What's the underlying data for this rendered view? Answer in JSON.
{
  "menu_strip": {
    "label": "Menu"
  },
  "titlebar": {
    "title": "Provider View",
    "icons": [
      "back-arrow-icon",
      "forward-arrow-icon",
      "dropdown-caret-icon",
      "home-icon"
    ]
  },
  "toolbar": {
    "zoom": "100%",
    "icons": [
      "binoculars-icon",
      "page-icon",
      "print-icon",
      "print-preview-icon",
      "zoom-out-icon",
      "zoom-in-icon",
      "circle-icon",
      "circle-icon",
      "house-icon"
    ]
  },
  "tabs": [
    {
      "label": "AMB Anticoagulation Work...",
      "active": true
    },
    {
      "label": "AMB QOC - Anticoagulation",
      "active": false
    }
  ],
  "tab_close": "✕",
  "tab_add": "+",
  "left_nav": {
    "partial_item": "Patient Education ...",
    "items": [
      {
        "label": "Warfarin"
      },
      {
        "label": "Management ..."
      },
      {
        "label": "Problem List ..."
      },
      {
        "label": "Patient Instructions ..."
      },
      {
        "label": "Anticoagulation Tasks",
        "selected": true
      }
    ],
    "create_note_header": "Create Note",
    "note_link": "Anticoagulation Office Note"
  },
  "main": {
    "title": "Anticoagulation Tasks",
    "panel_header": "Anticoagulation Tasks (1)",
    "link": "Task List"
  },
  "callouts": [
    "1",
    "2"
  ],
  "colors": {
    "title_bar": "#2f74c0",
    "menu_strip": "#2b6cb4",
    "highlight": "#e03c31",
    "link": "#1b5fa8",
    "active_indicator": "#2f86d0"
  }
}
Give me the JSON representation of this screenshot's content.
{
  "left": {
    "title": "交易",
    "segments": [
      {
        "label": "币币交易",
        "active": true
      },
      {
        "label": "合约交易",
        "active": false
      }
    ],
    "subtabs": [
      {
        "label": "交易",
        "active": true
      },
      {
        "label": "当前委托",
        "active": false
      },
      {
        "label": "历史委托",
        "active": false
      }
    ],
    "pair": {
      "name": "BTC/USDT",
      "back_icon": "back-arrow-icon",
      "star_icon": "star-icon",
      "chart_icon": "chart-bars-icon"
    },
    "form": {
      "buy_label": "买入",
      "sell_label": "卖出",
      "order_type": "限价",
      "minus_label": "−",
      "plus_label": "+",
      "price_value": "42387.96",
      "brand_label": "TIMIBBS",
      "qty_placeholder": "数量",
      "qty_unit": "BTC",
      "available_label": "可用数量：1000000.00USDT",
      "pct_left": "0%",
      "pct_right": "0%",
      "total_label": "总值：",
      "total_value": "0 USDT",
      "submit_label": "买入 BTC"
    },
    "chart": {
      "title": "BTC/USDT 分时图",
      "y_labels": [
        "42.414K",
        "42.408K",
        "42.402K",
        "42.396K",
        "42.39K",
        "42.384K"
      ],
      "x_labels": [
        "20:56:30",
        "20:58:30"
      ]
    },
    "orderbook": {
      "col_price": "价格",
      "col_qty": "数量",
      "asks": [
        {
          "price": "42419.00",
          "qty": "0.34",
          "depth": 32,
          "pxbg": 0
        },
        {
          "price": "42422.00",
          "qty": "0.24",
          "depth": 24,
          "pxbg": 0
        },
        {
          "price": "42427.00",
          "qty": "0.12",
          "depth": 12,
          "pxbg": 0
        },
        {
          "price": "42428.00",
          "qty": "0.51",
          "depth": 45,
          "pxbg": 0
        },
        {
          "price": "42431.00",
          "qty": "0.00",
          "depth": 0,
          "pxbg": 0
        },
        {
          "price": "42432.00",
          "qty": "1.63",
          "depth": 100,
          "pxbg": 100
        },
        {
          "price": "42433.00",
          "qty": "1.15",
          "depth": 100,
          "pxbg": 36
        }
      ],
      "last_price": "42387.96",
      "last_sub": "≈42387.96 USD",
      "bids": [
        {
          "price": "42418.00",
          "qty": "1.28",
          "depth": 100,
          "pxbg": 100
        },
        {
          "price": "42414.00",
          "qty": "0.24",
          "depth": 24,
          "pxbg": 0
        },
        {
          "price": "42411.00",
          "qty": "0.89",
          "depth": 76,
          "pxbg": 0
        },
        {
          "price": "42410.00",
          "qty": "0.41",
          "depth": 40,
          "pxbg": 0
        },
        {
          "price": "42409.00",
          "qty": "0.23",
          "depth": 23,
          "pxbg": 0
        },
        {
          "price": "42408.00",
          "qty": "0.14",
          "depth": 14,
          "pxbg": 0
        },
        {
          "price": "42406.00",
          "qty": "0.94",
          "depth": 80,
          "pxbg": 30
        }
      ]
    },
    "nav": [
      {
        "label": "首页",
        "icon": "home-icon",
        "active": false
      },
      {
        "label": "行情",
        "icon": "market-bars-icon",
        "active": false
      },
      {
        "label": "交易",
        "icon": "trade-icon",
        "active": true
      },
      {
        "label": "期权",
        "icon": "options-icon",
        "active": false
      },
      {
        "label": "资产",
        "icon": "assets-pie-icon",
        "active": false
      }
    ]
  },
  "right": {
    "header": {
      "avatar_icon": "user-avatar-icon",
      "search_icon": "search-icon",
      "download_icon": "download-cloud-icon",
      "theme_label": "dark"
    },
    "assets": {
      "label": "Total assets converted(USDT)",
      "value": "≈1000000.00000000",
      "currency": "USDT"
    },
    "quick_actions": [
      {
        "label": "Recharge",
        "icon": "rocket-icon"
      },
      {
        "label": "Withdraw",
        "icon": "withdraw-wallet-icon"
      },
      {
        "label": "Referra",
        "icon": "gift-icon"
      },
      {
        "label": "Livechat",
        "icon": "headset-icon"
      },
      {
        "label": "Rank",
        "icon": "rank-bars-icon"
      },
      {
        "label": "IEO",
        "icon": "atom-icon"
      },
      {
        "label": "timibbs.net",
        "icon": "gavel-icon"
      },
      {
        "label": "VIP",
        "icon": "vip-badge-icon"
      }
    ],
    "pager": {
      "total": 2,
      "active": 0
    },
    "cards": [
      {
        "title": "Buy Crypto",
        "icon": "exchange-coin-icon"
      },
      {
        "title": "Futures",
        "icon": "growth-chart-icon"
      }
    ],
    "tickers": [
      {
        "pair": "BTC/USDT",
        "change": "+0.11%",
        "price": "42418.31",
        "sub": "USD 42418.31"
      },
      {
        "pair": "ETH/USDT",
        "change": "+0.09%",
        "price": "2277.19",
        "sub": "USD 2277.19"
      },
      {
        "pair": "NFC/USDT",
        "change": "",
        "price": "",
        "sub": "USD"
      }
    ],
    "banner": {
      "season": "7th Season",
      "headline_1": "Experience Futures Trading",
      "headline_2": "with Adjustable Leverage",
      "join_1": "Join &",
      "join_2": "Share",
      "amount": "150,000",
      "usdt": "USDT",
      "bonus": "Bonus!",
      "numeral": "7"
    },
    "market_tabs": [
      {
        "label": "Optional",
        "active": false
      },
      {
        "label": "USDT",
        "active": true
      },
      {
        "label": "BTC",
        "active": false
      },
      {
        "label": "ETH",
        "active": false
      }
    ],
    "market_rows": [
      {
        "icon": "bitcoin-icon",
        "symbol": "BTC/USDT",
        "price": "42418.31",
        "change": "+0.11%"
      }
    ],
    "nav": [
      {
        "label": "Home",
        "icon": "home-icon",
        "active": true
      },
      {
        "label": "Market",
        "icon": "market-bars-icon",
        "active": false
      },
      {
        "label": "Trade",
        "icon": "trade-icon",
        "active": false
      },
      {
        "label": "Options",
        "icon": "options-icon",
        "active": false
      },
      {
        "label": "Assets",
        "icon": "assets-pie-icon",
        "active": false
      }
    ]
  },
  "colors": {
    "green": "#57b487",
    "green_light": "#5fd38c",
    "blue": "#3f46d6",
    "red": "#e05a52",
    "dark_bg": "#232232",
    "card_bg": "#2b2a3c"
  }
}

▶ _What is asked_: Print the material once more, exactly.

▶ _Result below_:
What's the underlying data for this rendered view? Answer in JSON.
{
  "menu_strip": {
    "label": "Menu"
  },
  "titlebar": {
    "title": "Provider View",
    "icons": [
      "back-arrow-icon",
      "forward-arrow-icon",
      "dropdown-caret-icon",
      "home-icon"
    ]
  },
  "toolbar": {
    "zoom": "100%",
    "icons": [
      "binoculars-icon",
      "page-icon",
      "print-icon",
      "print-preview-icon",
      "zoom-out-icon",
      "zoom-in-icon",
      "circle-icon",
      "circle-icon",
      "house-icon"
    ]
  },
  "tabs": [
    {
      "label": "AMB Anticoagulation Work...",
      "active": true
    },
    {
      "label": "AMB QOC - Anticoagulation",
      "active": false
    }
  ],
  "tab_close": "✕",
  "tab_add": "+",
  "left_nav": {
    "partial_item": "Patient Education ...",
    "items": [
      {
        "label": "Warfarin"
      },
      {
        "label": "Management ..."
      },
      {
        "label": "Problem List ..."
      },
      {
        "label": "Patient Instructions ..."
      },
      {
        "label": "Anticoagulation Tasks",
        "selected": true
      }
    ],
    "create_note_header": "Create Note",
    "note_link": "Anticoagulation Office Note"
  },
  "main": {
    "title": "Anticoagulation Tasks",
    "panel_header": "Anticoagulation Tasks (1)",
    "link": "Task List"
  },
  "callouts": [
    "1",
    "2"
  ],
  "colors": {
    "title_bar": "#2f74c0",
    "menu_strip": "#2b6cb4",
    "highlight": "#e03c31",
    "link": "#1b5fa8",
    "active_indicator": "#2f86d0"
  }
}
Give me the JSON representation of this screenshot's content.
{
  "left": {
    "title": "交易",
    "segments": [
      {
        "label": "币币交易",
        "active": true
      },
      {
        "label": "合约交易",
        "active": false
      }
    ],
    "subtabs": [
      {
        "label": "交易",
        "active": true
      },
      {
        "label": "当前委托",
        "active": false
      },
      {
        "label": "历史委托",
        "active": false
      }
    ],
    "pair": {
      "name": "BTC/USDT",
      "back_icon": "back-arrow-icon",
      "star_icon": "star-icon",
      "chart_icon": "chart-bars-icon"
    },
    "form": {
      "buy_label": "买入",
      "sell_label": "卖出",
      "order_type": "限价",
      "minus_label": "−",
      "plus_label": "+",
      "price_value": "42387.96",
      "brand_label": "TIMIBBS",
      "qty_placeholder": "数量",
      "qty_unit": "BTC",
      "available_label": "可用数量：1000000.00USDT",
      "pct_left": "0%",
      "pct_right": "0%",
      "total_label": "总值：",
      "total_value": "0 USDT",
      "submit_label": "买入 BTC"
    },
    "chart": {
      "title": "BTC/USDT 分时图",
      "y_labels": [
        "42.414K",
        "42.408K",
        "42.402K",
        "42.396K",
        "42.39K",
        "42.384K"
      ],
      "x_labels": [
        "20:56:30",
        "20:58:30"
      ]
    },
    "orderbook": {
      "col_price": "价格",
      "col_qty": "数量",
      "asks": [
        {
          "price": "42419.00",
          "qty": "0.34",
          "depth": 32,
          "pxbg": 0
        },
        {
          "price": "42422.00",
          "qty": "0.24",
          "depth": 24,
          "pxbg": 0
        },
        {
          "price": "42427.00",
          "qty": "0.12",
          "depth": 12,
          "pxbg": 0
        },
        {
          "price": "42428.00",
          "qty": "0.51",
          "depth": 45,
          "pxbg": 0
        },
        {
          "price": "42431.00",
          "qty": "0.00",
          "depth": 0,
          "pxbg": 0
        },
        {
          "price": "42432.00",
          "qty": "1.63",
          "depth": 100,
          "pxbg": 100
        },
        {
          "price": "42433.00",
          "qty": "1.15",
          "depth": 100,
          "pxbg": 36
        }
      ],
      "last_price": "42387.96",
      "last_sub": "≈42387.96 USD",
      "bids": [
        {
          "price": "42418.00",
          "qty": "1.28",
          "depth": 100,
          "pxbg": 100
        },
        {
          "price": "42414.00",
          "qty": "0.24",
          "depth": 24,
          "pxbg": 0
        },
        {
          "price": "42411.00",
          "qty": "0.89",
          "depth": 76,
          "pxbg": 0
        },
        {
          "price": "42410.00",
          "qty": "0.41",
          "depth": 40,
          "pxbg": 0
        },
        {
          "price": "42409.00",
          "qty": "0.23",
          "depth": 23,
          "pxbg": 0
        },
        {
          "price": "42408.00",
          "qty": "0.14",
          "depth": 14,
          "pxbg": 0
        },
        {
          "price": "42406.00",
          "qty": "0.94",
          "depth": 80,
          "pxbg": 30
        }
      ]
    },
    "nav": [
      {
        "label": "首页",
        "icon": "home-icon",
        "active": false
      },
      {
        "label": "行情",
        "icon": "market-bars-icon",
        "active": false
      },
      {
        "label": "交易",
        "icon": "trade-icon",
        "active": true
      },
      {
        "label": "期权",
        "icon": "options-icon",
        "active": false
      },
      {
        "label": "资产",
        "icon": "assets-pie-icon",
        "active": false
      }
    ]
  },
  "right": {
    "header": {
      "avatar_icon": "user-avatar-icon",
      "search_icon": "search-icon",
      "download_icon": "download-cloud-icon",
      "theme_label": "dark"
    },
    "assets": {
      "label": "Total assets converted(USDT)",
      "value": "≈1000000.00000000",
      "currency": "USDT"
    },
    "quick_actions": [
      {
        "label": "Recharge",
        "icon": "rocket-icon"
      },
      {
        "label": "Withdraw",
        "icon": "withdraw-wallet-icon"
      },
      {
        "label": "Referra",
        "icon": "gift-icon"
      },
      {
        "label": "Livechat",
        "icon": "headset-icon"
      },
      {
        "label": "Rank",
        "icon": "rank-bars-icon"
      },
      {
        "label": "IEO",
        "icon": "atom-icon"
      },
      {
        "label": "timibbs.net",
        "icon": "gavel-icon"
      },
      {
        "label": "VIP",
        "icon": "vip-badge-icon"
      }
    ],
    "pager": {
      "total": 2,
      "active": 0
    },
    "cards": [
      {
        "title": "Buy Crypto",
        "icon": "exchange-coin-icon"
      },
      {
        "title": "Futures",
        "icon": "growth-chart-icon"
      }
    ],
    "tickers": [
      {
        "pair": "BTC/USDT",
        "change": "+0.11%",
        "price": "42418.31",
        "sub": "USD 42418.31"
      },
      {
        "pair": "ETH/USDT",
        "change": "+0.09%",
        "price": "2277.19",
        "sub": "USD 2277.19"
      },
      {
        "pair": "NFC/USDT",
        "change": "",
        "price": "",
        "sub": "USD"
      }
    ],
    "banner": {
      "season": "7th Season",
      "headline_1": "Experience Futures Trading",
      "headline_2": "with Adjustable Leverage",
      "join_1": "Join &",
      "join_2": "Share",
      "amount": "150,000",
      "usdt": "USDT",
      "bonus": "Bonus!",
      "numeral": "7"
    },
    "market_tabs": [
      {
        "label": "Optional",
        "active": false
      },
      {
        "label": "USDT",
        "active": true
      },
      {
        "label": "BTC",
        "active": false
      },
      {
        "label": "ETH",
        "active": false
      }
    ],
    "market_rows": [
      {
        "icon": "bitcoin-icon",
        "symbol": "BTC/USDT",
        "price": "42418.31",
        "change": "+0.11%"
      }
    ],
    "nav": [
      {
        "label": "Home",
        "icon": "home-icon",
        "active": true
      },
      {
        "label": "Market",
        "icon": "market-bars-icon",
        "active": false
      },
      {
        "label": "Trade",
        "icon": "trade-icon",
        "active": false
      },
      {
        "label": "Options",
        "icon": "options-icon",
        "active": false
      },
      {
        "label": "Assets",
        "icon": "assets-pie-icon",
        "active": false
      }
    ]
  },
  "colors": {
    "green": "#57b487",
    "green_light": "#5fd38c",
    "blue": "#3f46d6",
    "red": "#e05a52",
    "dark_bg": "#232232",
    "card_bg": "#2b2a3c"
  }
}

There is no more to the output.